# [原文]
在文章《我用 80 行 Haskell 代码击败了 C 语言》发布之后，网络上掀起了一阵讨论热潮，并且很快变成了一场试图用不同语言打败可敬的wc的游戏：

今天，我们将会使用Go来打败wc。作为一个具有出色同步原语的编译语言，要达到与C相当的性能应该是毫无困难的。

虽然wc同样可以从stdin中读取，处理非ASCII文字编码，解析命令行flag（帮助页面），但是这里将不做描述。相反，就像之前的文章提到的一样，我们将会尽力将实现简单化。

这篇文章的源代码可以在这里找到。

测试和对比

我们将使用GNU时间工具来对比运行时间和最大驻留集大小。

$ /usr/bin/time -f "%es %MKB" wc test.txt

我们会使用和最初文章相同的wc版本，由gcc 9.2.1和 -O3 编译。对于我们自己的实现，我们会使用 go 1.13.4版本（我也尝试过gccgo，但是结果并不是非常理想）。我们的所有测试都是在以下配置上进行的：

Intel Core i5-6200U @ 2.30 GHz (2 physical cores, 4 threads)
4+4 GB RAM @ 2133 MHz
240 GB M.2 SSD
Fedora 31

为了公平对比，所有的实现都会使用一个16 KB的buffer读取两个us-ascii编码的文本文件（一个100 MB，一个1 GB）的输入。

一个朴素的方法

解析参数很简单，我们只需要文件路径：

if len(os.Args) < 2 {
    panic("no file path specified")
}
filePath := os.Args[1]
file, err := os.Open(filePath)
if err != nil {
    panic(err)
}
defer file.Close()

我们会按字节顺序遍历文本来跟踪状态。幸运的是，我们目前只需要两种状态：

前一字节是空格
前一字节不是空格

当从空格字符遍历到非空格的字符时，我们会增加字数计数。这种方式允许我们能够直接读取字节流，从而保持较低的内存消耗。

const bufferSize = 16 * 1024
reader := bufio.NewReaderSize(file, bufferSize)
lineCount := 0
wordCount := 0
byteCount := 0
prevByteIsSpace := true
for {
    b, err := reader.ReadByte()
    if err != nil {
        if err == io.EOF {
            break
        } else {
            panic(err)
        }
    }
    byteCount++
    switch b {
    case '\n':
        lineCount++
        prevByteIsSpace = true
    case ' ', '\t', '\r', '\v', '\f':
        prevByteIsSpace = true
    default:
        if prevByteIsSpace {
            wordCount++
            prevByteIsSpace = false
        }
    }
}

我们会用本地的 println() 函数来显示结果。在我的测试中，导入fmt库就导致可执行文件大小增加了大约400KB！

println(lineCount, wordCount, byteCount, file.Name())

运行之后：

	输入大小	运行时间	最大内存
wc	100 MB	0.58 秒	2052 KB
wc（朴素版）	100 MB	0.77 秒	1416 KB
wc	1 GB	5.56 秒	2036 KB
wc（朴素版）	1 GB	7.69 秒	1416 KB

好消息是，我们的首次尝试已经让我们在性能上接近C了。而在内存使用方面，我们实际上做的比C还要好！

分割输入

虽说缓存I/O的读取对于提高性能至关重要，但调用 ReadByte() 并在循环中查找错误会带来很多不必要的开销。为了避免这种情况的发生，我们可以手动缓存我们的读取调用，而不是依赖bufio.Reader。

为了做到这点，我们将输入分割到可以分别处理的多个缓冲chunk中。幸运的是，我们只需要知道前一chunk中的最后一个字符是否是空格，就可以处理当前chunk。

# [所给数据]
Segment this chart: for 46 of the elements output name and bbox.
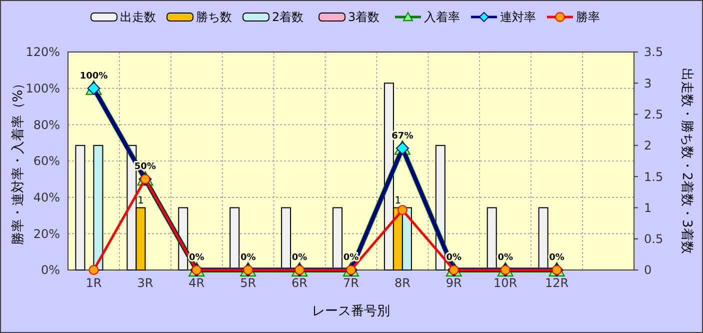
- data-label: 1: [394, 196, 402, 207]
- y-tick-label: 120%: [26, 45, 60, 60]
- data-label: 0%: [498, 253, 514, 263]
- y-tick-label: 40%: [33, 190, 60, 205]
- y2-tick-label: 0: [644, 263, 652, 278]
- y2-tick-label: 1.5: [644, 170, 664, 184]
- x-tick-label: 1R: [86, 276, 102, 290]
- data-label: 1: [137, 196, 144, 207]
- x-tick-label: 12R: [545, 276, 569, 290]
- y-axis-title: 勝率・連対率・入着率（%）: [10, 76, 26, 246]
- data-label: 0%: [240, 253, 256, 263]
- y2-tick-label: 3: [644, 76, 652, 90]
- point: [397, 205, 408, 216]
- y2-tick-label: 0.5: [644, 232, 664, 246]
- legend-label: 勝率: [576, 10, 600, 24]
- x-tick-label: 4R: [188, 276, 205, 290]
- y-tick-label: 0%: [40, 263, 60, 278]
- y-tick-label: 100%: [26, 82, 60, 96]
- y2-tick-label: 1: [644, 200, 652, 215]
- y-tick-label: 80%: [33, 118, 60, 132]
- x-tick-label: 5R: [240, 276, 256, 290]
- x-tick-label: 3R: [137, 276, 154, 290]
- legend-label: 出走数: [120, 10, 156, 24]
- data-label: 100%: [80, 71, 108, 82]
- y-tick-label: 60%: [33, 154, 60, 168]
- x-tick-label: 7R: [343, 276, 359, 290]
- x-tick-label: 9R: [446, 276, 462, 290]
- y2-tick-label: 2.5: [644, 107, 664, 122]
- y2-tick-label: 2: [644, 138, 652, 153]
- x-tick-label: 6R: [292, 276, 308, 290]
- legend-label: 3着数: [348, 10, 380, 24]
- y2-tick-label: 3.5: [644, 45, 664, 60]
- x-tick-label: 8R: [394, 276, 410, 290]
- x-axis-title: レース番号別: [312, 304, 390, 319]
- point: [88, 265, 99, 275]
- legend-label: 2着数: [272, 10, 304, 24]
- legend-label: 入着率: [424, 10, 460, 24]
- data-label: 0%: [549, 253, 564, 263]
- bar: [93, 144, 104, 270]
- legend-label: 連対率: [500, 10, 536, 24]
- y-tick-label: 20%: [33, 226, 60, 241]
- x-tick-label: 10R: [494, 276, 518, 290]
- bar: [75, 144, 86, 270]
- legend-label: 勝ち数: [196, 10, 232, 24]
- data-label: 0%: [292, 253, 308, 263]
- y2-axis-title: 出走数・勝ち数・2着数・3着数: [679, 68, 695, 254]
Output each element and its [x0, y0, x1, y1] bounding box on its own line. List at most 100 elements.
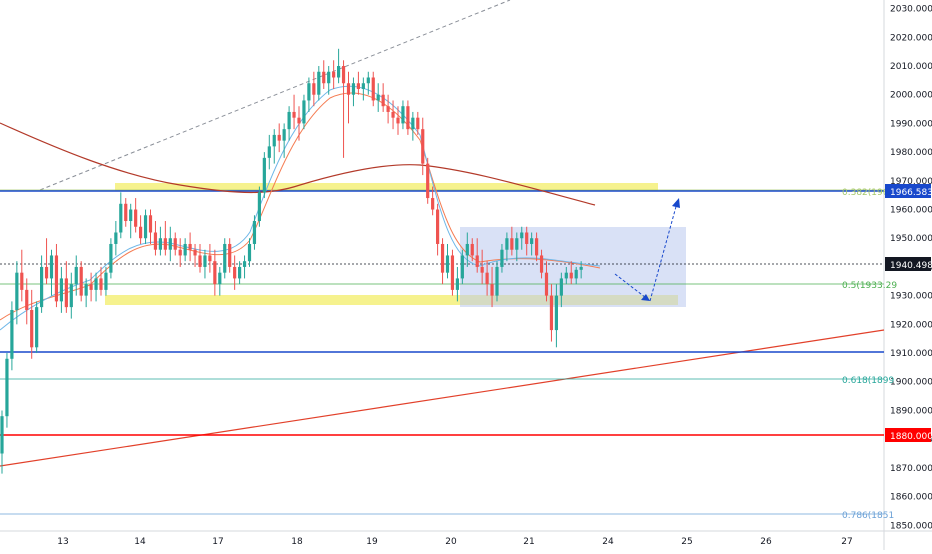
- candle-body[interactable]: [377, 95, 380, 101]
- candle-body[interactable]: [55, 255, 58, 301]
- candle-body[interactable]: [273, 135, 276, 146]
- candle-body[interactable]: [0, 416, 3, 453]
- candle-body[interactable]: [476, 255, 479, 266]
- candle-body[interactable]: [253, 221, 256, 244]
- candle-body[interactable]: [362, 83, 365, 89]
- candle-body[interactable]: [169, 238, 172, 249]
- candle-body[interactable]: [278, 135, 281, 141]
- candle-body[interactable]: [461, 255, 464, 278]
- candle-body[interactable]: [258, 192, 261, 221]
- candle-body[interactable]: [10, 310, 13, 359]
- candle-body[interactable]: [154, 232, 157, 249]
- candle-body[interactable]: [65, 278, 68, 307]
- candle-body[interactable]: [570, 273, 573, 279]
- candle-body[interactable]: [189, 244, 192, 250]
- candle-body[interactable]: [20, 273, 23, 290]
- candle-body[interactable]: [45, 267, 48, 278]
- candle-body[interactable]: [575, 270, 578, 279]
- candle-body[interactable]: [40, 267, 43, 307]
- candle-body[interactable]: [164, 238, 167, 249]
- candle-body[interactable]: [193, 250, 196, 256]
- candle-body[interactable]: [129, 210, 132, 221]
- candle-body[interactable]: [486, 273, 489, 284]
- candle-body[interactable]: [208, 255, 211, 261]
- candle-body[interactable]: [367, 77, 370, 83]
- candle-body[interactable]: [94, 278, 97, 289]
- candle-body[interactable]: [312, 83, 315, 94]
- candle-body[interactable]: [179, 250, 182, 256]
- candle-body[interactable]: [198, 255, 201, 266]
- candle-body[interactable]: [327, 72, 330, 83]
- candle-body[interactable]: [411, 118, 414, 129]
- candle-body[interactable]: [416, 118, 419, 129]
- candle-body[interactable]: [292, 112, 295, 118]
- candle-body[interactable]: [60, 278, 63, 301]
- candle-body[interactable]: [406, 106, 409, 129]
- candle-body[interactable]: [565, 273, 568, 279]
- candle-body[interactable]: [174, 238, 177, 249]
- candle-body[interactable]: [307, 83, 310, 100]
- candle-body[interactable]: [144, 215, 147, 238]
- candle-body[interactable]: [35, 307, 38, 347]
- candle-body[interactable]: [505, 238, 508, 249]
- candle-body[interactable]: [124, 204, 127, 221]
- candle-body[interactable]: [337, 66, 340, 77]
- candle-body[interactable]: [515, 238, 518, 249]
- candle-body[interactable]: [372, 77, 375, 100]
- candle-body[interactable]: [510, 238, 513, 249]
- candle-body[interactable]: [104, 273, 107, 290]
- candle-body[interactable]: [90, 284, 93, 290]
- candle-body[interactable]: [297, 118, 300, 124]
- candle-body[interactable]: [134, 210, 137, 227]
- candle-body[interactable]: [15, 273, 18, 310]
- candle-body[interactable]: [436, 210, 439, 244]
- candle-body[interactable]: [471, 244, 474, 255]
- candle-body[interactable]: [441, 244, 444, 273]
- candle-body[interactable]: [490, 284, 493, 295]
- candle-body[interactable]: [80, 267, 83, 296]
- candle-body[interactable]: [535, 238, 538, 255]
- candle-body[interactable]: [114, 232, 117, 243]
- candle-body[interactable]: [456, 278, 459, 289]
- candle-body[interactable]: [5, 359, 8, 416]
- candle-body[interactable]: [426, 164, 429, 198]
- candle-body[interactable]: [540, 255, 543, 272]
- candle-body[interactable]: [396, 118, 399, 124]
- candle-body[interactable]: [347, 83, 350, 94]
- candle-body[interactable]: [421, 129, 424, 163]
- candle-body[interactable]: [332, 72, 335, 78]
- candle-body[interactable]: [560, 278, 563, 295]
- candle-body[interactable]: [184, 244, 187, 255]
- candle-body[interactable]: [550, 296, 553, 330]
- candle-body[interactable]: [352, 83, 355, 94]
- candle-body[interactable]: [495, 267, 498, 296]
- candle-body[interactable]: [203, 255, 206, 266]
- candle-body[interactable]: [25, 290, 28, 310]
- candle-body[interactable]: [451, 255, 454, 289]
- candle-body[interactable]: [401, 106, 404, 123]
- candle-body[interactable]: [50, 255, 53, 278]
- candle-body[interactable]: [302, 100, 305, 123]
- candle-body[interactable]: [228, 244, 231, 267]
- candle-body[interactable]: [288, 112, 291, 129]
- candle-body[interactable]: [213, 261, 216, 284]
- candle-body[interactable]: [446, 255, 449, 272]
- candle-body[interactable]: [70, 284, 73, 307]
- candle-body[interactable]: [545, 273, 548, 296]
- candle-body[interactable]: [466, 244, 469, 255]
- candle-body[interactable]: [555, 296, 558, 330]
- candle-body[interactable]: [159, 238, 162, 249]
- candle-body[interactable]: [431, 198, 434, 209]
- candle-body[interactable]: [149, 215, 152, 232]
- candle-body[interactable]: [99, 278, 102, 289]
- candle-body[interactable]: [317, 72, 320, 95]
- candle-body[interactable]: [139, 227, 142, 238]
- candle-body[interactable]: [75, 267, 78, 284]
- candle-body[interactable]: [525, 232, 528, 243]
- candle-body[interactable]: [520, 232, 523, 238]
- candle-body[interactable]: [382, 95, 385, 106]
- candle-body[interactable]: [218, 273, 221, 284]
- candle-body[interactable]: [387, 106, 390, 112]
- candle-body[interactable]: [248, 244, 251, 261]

# [任务简述]
根据原文回答下列问题：
(a) 作者在自己的实现中使用的 Go 是哪个版本？
(b) 测试中读取的两个文本文件大小分别是多少？
(c) 导入 fmt 库使可执行文件大小增加了大约多少？

# [练习答案]
(a) go 1.13.4
(b) 一个 100 MB，一个 1 GB
(c) 大约 400KB